Reproduce the listing verbatim.

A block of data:
· · · · · · ·

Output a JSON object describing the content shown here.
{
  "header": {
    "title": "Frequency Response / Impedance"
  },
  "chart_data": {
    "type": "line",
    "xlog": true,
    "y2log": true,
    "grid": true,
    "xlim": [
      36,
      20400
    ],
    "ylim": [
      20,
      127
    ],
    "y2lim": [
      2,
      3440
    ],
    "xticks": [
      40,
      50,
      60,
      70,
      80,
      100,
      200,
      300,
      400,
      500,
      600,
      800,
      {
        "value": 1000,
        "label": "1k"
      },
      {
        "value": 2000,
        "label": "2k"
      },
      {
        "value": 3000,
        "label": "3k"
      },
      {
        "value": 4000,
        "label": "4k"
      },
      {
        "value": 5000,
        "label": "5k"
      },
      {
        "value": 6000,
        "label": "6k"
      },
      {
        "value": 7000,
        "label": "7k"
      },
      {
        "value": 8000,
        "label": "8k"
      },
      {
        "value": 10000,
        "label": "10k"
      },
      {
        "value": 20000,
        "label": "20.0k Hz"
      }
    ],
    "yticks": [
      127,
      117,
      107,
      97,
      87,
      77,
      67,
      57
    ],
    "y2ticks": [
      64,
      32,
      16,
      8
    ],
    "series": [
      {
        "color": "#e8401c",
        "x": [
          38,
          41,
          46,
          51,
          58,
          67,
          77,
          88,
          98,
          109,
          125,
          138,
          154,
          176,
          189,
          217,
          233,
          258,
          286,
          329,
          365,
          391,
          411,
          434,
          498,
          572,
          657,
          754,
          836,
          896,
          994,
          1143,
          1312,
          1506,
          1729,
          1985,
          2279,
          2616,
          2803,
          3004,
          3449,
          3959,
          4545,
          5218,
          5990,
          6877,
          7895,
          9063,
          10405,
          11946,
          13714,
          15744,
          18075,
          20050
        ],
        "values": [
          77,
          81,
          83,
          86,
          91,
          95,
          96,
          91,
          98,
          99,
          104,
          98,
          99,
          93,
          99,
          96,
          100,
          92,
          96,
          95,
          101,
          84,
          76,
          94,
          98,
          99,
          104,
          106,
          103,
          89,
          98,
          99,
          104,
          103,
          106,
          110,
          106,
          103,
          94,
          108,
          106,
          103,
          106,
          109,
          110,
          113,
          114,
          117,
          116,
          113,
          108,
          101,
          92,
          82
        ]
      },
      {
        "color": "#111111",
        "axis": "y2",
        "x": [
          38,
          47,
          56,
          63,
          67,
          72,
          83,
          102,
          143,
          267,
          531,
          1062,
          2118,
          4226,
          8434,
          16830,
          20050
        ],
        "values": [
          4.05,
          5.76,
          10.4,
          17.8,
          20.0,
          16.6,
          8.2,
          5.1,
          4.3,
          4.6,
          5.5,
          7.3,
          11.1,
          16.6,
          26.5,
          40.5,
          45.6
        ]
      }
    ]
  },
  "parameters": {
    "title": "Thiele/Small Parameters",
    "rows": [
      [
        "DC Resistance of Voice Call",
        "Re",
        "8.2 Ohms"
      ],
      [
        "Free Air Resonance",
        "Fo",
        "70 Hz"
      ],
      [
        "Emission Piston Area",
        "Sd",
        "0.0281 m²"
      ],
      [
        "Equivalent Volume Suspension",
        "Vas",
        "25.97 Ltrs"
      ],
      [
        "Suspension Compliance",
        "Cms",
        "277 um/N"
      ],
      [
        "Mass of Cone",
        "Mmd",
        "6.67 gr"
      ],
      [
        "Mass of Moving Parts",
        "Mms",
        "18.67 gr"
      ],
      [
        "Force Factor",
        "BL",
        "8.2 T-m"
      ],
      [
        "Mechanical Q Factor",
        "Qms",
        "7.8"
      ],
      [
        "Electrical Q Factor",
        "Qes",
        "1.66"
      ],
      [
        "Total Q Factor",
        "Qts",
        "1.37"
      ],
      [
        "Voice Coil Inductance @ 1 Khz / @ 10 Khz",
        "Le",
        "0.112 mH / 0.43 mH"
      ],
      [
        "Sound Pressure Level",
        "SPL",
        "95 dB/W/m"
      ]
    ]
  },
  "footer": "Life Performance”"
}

· · · · · · ·

THE SOLUTION
Output a JSON object describing the content shown here.
{
  "header": {
    "title": "Frequency Response / Impedance"
  },
  "chart_data": {
    "type": "line",
    "xlog": true,
    "y2log": true,
    "grid": true,
    "xlim": [
      36,
      20400
    ],
    "ylim": [
      20,
      127
    ],
    "y2lim": [
      2,
      3440
    ],
    "xticks": [
      40,
      50,
      60,
      70,
      80,
      100,
      200,
      300,
      400,
      500,
      600,
      800,
      {
        "value": 1000,
        "label": "1k"
      },
      {
        "value": 2000,
        "label": "2k"
      },
      {
        "value": 3000,
        "label": "3k"
      },
      {
        "value": 4000,
        "label": "4k"
      },
      {
        "value": 5000,
        "label": "5k"
      },
      {
        "value": 6000,
        "label": "6k"
      },
      {
        "value": 7000,
        "label": "7k"
      },
      {
        "value": 8000,
        "label": "8k"
      },
      {
        "value": 10000,
        "label": "10k"
      },
      {
        "value": 20000,
        "label": "20.0k Hz"
      }
    ],
    "yticks": [
      127,
      117,
      107,
      97,
      87,
      77,
      67,
      57
    ],
    "y2ticks": [
      64,
      32,
      16,
      8
    ],
    "series": [
      {
        "color": "#e8401c",
        "x": [
          38,
          41,
          46,
          51,
          58,
          67,
          77,
          88,
          98,
          109,
          125,
          138,
          154,
          176,
          189,
          217,
          233,
          258,
          286,
          329,
          365,
          391,
          411,
          434,
          498,
          572,
          657,
          754,
          836,
          896,
          994,
          1143,
          1312,
          1506,
          1729,
          1985,
          2279,
          2616,
          2803,
          3004,
          3449,
          3959,
          4545,
          5218,
          5990,
          6877,
          7895,
          9063,
          10405,
          11946,
          13714,
          15744,
          18075,
          20050
        ],
        "values": [
          77,
          81,
          83,
          86,
          91,
          95,
          96,
          91,
          98,
          99,
          104,
          98,
          99,
          93,
          99,
          96,
          100,
          92,
          96,
          95,
          101,
          84,
          76,
          94,
          98,
          99,
          104,
          106,
          103,
          89,
          98,
          99,
          104,
          103,
          106,
          110,
          106,
          103,
          94,
          108,
          106,
          103,
          106,
          109,
          110,
          113,
          114,
          117,
          116,
          113,
          108,
          101,
          92,
          82
        ]
      },
      {
        "color": "#111111",
        "axis": "y2",
        "x": [
          38,
          47,
          56,
          63,
          67,
          72,
          83,
          102,
          143,
          267,
          531,
          1062,
          2118,
          4226,
          8434,
          16830,
          20050
        ],
        "values": [
          4.05,
          5.76,
          10.4,
          17.8,
          20.0,
          16.6,
          8.2,
          5.1,
          4.3,
          4.6,
          5.5,
          7.3,
          11.1,
          16.6,
          26.5,
          40.5,
          45.6
        ]
      }
    ]
  },
  "parameters": {
    "title": "Thiele/Small Parameters",
    "rows": [
      [
        "DC Resistance of Voice Call",
        "Re",
        "8.2 Ohms"
      ],
      [
        "Free Air Resonance",
        "Fo",
        "70 Hz"
      ],
      [
        "Emission Piston Area",
        "Sd",
        "0.0281 m²"
      ],
      [
        "Equivalent Volume Suspension",
        "Vas",
        "25.97 Ltrs"
      ],
      [
        "Suspension Compliance",
        "Cms",
        "277 um/N"
      ],
      [
        "Mass of Cone",
        "Mmd",
        "6.67 gr"
      ],
      [
        "Mass of Moving Parts",
        "Mms",
        "18.67 gr"
      ],
      [
        "Force Factor",
        "BL",
        "8.2 T-m"
      ],
      [
        "Mechanical Q Factor",
        "Qms",
        "7.8"
      ],
      [
        "Electrical Q Factor",
        "Qes",
        "1.66"
      ],
      [
        "Total Q Factor",
        "Qts",
        "1.37"
      ],
      [
        "Voice Coil Inductance @ 1 Khz / @ 10 Khz",
        "Le",
        "0.112 mH / 0.43 mH"
      ],
      [
        "Sound Pressure Level",
        "SPL",
        "95 dB/W/m"
      ]
    ]
  },
  "footer": "Life Performance”"
}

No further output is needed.